Stored data >>
----

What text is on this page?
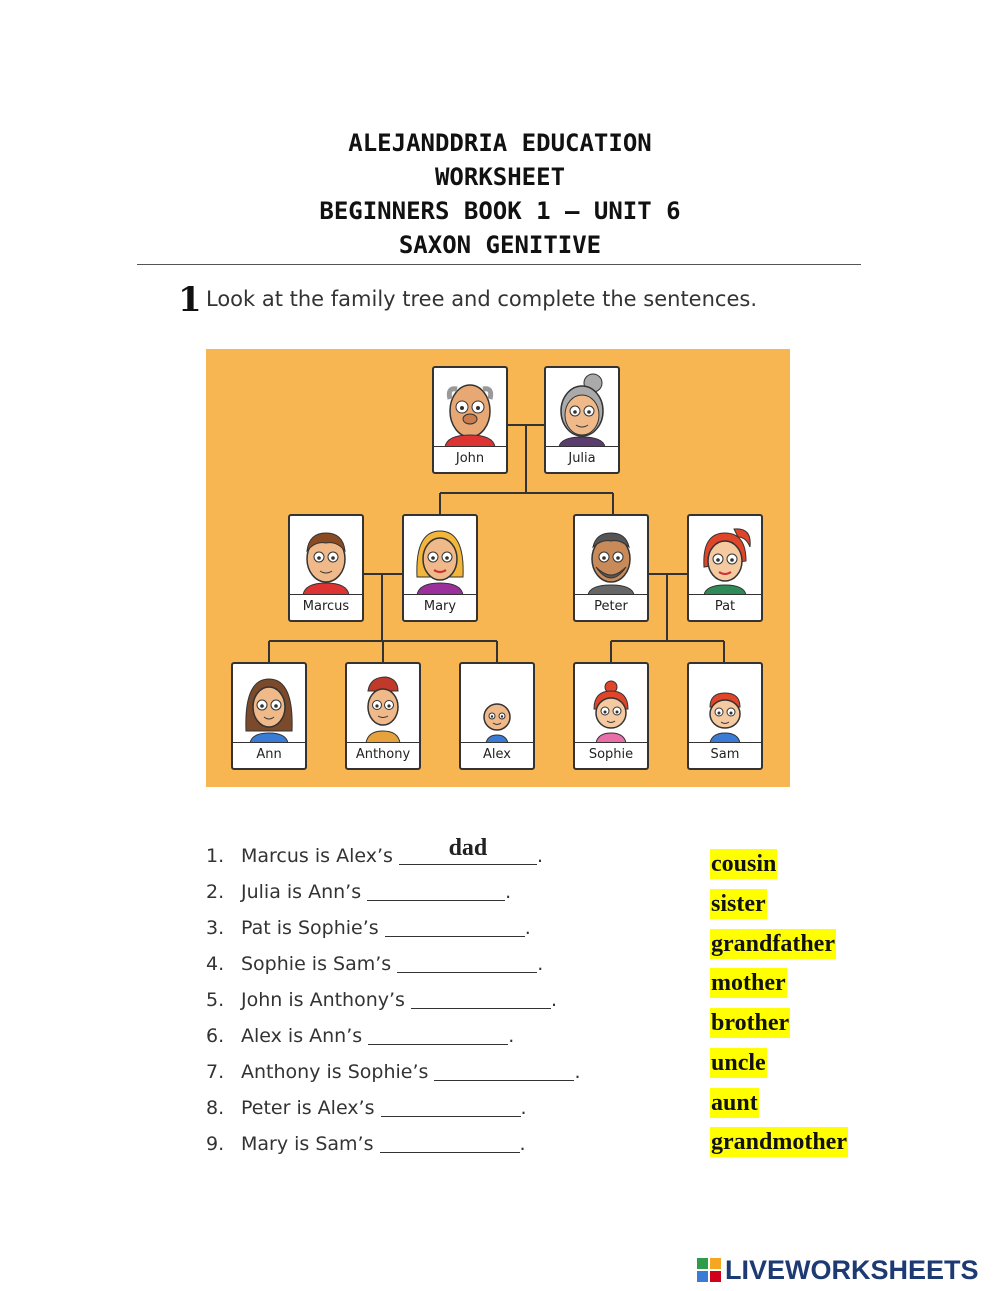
ALEJANDDRIA EDUCATION
WORKSHEET
BEGINNERS BOOK 1 – UNIT 6
SAXON GENITIVE
1 Look at the family tree and complete the sentences.
John	Julia
Marcus	Mary	Peter	Pat
Ann	Anthony	Alex	Sophie	Sam
1. Marcus is Alex’s	dad	.
2. Julia is Ann’s	.
3. Pat is Sophie’s	.
4. Sophie is Sam’s	.
5. John is Anthony’s	.
6. Alex is Ann’s	.
7. Anthony is Sophie’s	.
8. Peter is Alex’s	.
9. Mary is Sam’s	.
cousin
sister
grandfather
mother
brother
uncle
aunt
grandmother
LIVEWORKSHEETS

----

To be done >> Without the pictures, repeat all the records word for word.

Complete output >>
What text is on this page?
ALEJANDDRIA EDUCATION
WORKSHEET
BEGINNERS BOOK 1 – UNIT 6
SAXON GENITIVE
1 Look at the family tree and complete the sentences.
John	Julia
Marcus	Mary	Peter	Pat
Ann	Anthony	Alex	Sophie	Sam
1. Marcus is Alex’s	dad	.
2. Julia is Ann’s	.
3. Pat is Sophie’s	.
4. Sophie is Sam’s	.
5. John is Anthony’s	.
6. Alex is Ann’s	.
7. Anthony is Sophie’s	.
8. Peter is Alex’s	.
9. Mary is Sam’s	.
cousin
sister
grandfather
mother
brother
uncle
aunt
grandmother
LIVEWORKSHEETS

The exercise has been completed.